GOAL. Output every entry exactly as written.
#### RECORDED DATA ####
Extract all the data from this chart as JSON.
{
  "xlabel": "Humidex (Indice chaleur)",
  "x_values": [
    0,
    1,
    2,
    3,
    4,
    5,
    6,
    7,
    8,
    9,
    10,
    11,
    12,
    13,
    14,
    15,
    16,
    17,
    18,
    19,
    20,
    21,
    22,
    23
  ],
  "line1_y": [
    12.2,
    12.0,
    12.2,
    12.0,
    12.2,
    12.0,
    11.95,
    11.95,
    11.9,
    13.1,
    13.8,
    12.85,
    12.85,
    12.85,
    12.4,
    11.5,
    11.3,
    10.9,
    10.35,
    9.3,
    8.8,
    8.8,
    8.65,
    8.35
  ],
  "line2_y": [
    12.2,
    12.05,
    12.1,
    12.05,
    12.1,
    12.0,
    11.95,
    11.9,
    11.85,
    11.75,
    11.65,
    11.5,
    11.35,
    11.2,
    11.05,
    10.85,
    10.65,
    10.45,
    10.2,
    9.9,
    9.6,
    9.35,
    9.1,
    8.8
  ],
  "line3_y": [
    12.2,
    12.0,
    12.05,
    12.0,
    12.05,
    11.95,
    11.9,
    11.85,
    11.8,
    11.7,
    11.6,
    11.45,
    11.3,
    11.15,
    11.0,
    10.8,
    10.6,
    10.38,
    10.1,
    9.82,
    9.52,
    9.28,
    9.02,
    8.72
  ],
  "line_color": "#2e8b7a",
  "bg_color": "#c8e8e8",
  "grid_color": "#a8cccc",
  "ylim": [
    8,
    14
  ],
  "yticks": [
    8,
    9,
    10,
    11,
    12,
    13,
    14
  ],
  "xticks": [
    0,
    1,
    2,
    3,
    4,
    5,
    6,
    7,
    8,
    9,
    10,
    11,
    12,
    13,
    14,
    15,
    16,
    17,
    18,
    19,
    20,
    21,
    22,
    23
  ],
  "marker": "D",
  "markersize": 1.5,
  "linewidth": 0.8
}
####
OUTPUT OF THE EXERCISE.
Extract all the data from this chart as JSON.
{
  "xlabel": "Humidex (Indice chaleur)",
  "x_values": [
    0,
    1,
    2,
    3,
    4,
    5,
    6,
    7,
    8,
    9,
    10,
    11,
    12,
    13,
    14,
    15,
    16,
    17,
    18,
    19,
    20,
    21,
    22,
    23
  ],
  "line1_y": [
    12.2,
    12.0,
    12.2,
    12.0,
    12.2,
    12.0,
    11.95,
    11.95,
    11.9,
    13.1,
    13.8,
    12.85,
    12.85,
    12.85,
    12.4,
    11.5,
    11.3,
    10.9,
    10.35,
    9.3,
    8.8,
    8.8,
    8.65,
    8.35
  ],
  "line2_y": [
    12.2,
    12.05,
    12.1,
    12.05,
    12.1,
    12.0,
    11.95,
    11.9,
    11.85,
    11.75,
    11.65,
    11.5,
    11.35,
    11.2,
    11.05,
    10.85,
    10.65,
    10.45,
    10.2,
    9.9,
    9.6,
    9.35,
    9.1,
    8.8
  ],
  "line3_y": [
    12.2,
    12.0,
    12.05,
    12.0,
    12.05,
    11.95,
    11.9,
    11.85,
    11.8,
    11.7,
    11.6,
    11.45,
    11.3,
    11.15,
    11.0,
    10.8,
    10.6,
    10.38,
    10.1,
    9.82,
    9.52,
    9.28,
    9.02,
    8.72
  ],
  "line_color": "#2e8b7a",
  "bg_color": "#c8e8e8",
  "grid_color": "#a8cccc",
  "ylim": [
    8,
    14
  ],
  "yticks": [
    8,
    9,
    10,
    11,
    12,
    13,
    14
  ],
  "xticks": [
    0,
    1,
    2,
    3,
    4,
    5,
    6,
    7,
    8,
    9,
    10,
    11,
    12,
    13,
    14,
    15,
    16,
    17,
    18,
    19,
    20,
    21,
    22,
    23
  ],
  "marker": "D",
  "markersize": 1.5,
  "linewidth": 0.8
}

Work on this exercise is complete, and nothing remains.